WHAT TO WORK ON →
Omit the images, then print each record below exactly as it reads.

• • • • • • •

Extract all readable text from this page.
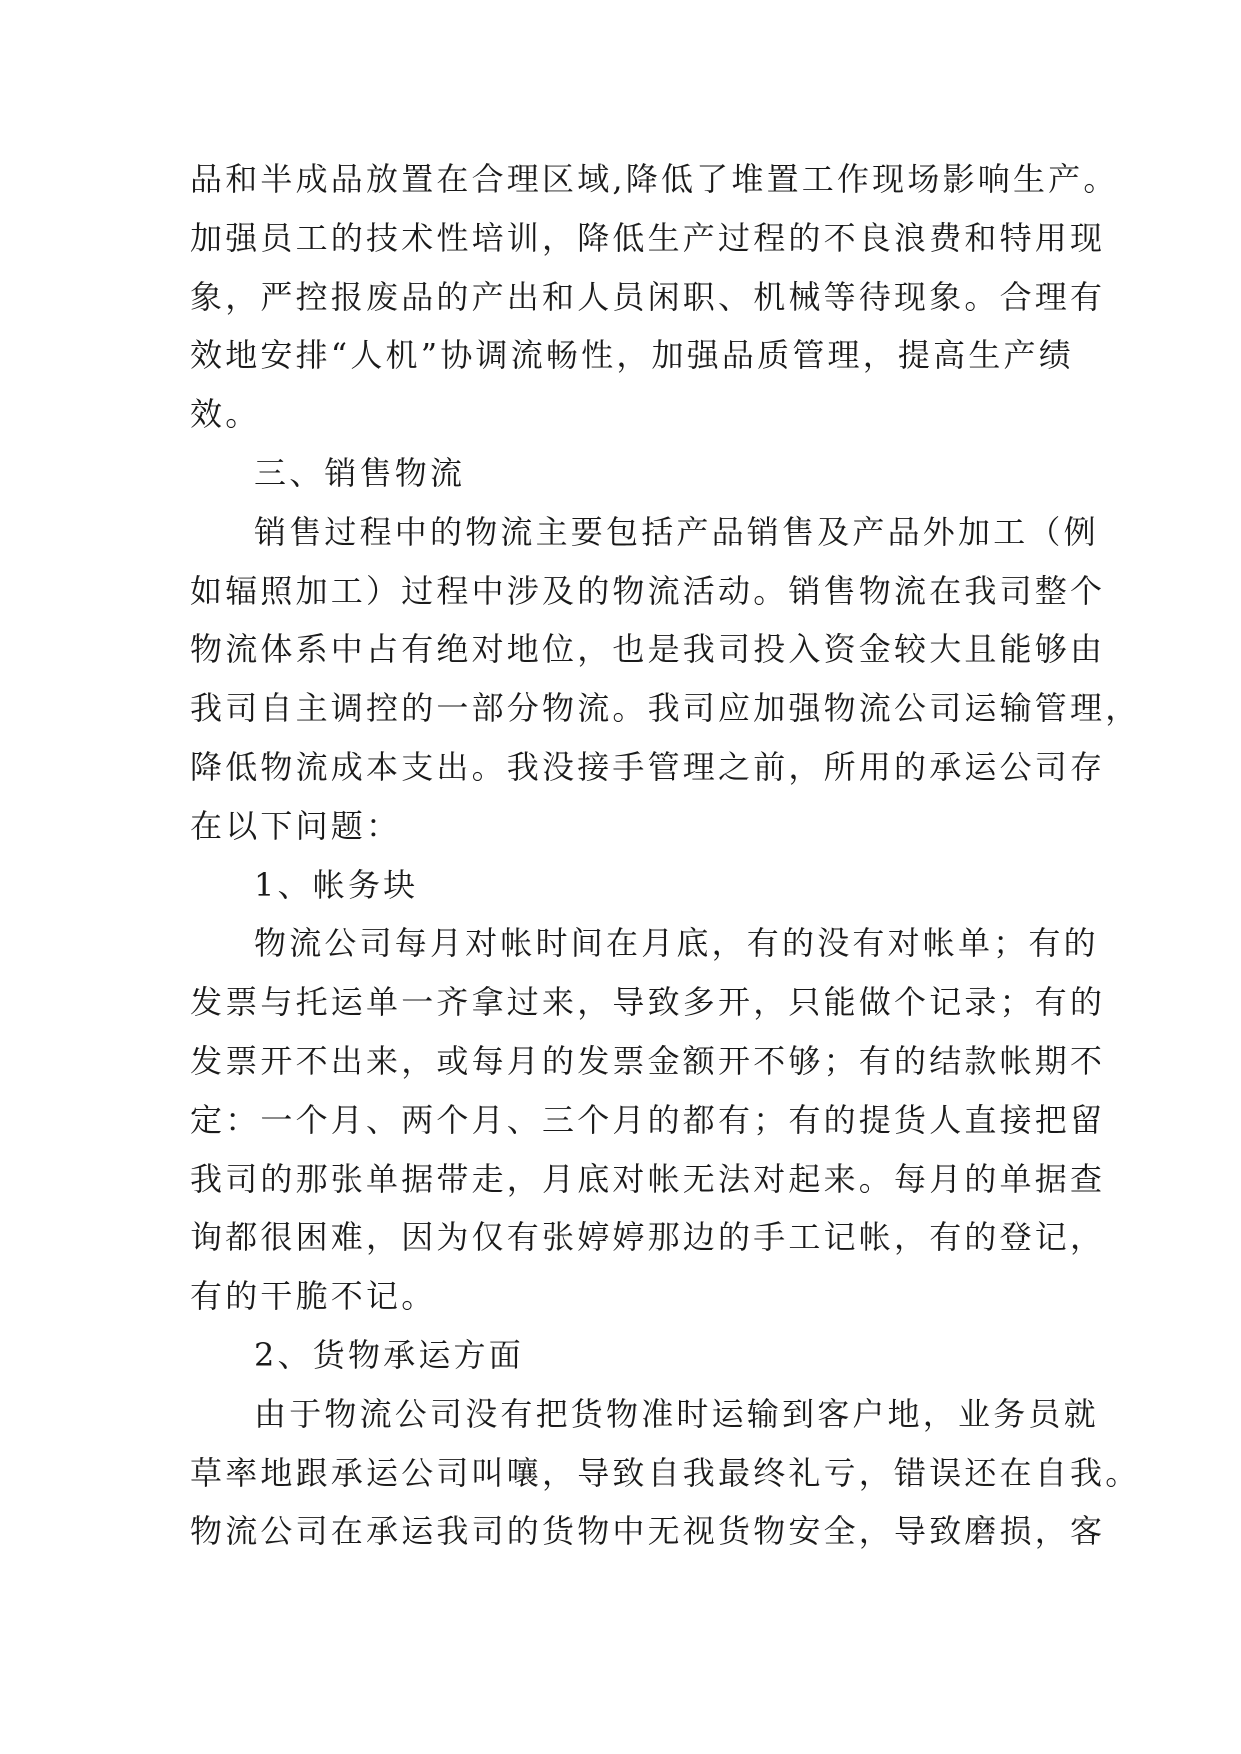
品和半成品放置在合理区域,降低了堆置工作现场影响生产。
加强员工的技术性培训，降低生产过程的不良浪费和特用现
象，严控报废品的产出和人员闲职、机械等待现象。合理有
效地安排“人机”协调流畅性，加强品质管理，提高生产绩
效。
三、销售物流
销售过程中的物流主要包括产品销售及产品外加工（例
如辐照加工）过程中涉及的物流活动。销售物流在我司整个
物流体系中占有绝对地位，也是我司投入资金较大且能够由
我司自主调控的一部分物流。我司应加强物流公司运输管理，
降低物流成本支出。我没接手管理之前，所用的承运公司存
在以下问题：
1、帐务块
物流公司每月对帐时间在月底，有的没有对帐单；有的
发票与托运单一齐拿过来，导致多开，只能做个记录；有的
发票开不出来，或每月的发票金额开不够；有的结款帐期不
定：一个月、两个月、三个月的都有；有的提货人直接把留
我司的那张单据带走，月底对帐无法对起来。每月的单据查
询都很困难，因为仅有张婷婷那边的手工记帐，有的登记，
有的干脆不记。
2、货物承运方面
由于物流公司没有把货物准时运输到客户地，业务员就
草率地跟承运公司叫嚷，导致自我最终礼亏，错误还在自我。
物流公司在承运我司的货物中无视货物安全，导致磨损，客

• • • • • • •

SOLUTION →
Extract all readable text from this page.
品和半成品放置在合理区域,降低了堆置工作现场影响生产。
加强员工的技术性培训，降低生产过程的不良浪费和特用现
象，严控报废品的产出和人员闲职、机械等待现象。合理有
效地安排“人机”协调流畅性，加强品质管理，提高生产绩
效。
三、销售物流
销售过程中的物流主要包括产品销售及产品外加工（例
如辐照加工）过程中涉及的物流活动。销售物流在我司整个
物流体系中占有绝对地位，也是我司投入资金较大且能够由
我司自主调控的一部分物流。我司应加强物流公司运输管理，
降低物流成本支出。我没接手管理之前，所用的承运公司存
在以下问题：
1、帐务块
物流公司每月对帐时间在月底，有的没有对帐单；有的
发票与托运单一齐拿过来，导致多开，只能做个记录；有的
发票开不出来，或每月的发票金额开不够；有的结款帐期不
定：一个月、两个月、三个月的都有；有的提货人直接把留
我司的那张单据带走，月底对帐无法对起来。每月的单据查
询都很困难，因为仅有张婷婷那边的手工记帐，有的登记，
有的干脆不记。
2、货物承运方面
由于物流公司没有把货物准时运输到客户地，业务员就
草率地跟承运公司叫嚷，导致自我最终礼亏，错误还在自我。
物流公司在承运我司的货物中无视货物安全，导致磨损，客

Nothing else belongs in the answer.